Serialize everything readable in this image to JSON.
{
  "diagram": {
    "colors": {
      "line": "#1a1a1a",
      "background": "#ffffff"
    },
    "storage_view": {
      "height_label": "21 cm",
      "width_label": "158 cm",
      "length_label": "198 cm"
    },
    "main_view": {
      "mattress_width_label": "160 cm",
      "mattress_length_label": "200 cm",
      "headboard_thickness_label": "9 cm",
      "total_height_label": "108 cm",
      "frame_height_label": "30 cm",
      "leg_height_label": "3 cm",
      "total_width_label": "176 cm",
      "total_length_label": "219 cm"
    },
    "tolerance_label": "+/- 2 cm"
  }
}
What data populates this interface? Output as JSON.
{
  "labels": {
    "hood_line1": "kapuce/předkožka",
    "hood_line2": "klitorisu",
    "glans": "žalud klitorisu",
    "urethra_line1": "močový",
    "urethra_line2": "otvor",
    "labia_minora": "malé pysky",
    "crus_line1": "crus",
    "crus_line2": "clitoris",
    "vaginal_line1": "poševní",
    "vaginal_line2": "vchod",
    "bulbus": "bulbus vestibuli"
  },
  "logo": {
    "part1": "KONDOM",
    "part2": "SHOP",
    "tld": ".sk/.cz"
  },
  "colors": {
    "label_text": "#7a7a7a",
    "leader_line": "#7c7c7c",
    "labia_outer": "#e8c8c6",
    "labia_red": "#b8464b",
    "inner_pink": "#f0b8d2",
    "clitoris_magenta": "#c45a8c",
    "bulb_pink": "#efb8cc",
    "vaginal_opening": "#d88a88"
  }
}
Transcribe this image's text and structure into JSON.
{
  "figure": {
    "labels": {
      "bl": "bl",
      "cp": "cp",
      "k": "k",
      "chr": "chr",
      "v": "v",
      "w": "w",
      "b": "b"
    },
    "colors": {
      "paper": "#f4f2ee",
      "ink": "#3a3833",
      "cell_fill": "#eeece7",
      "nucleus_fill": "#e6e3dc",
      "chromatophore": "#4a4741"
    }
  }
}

Set exercise:
Collect, from the material above, every line containing the word "JSON".

Answer to this exercise:
Serialize everything readable in this image to JSON.
What data populates this interface? Output as JSON.
Transcribe this image's text and structure into JSON.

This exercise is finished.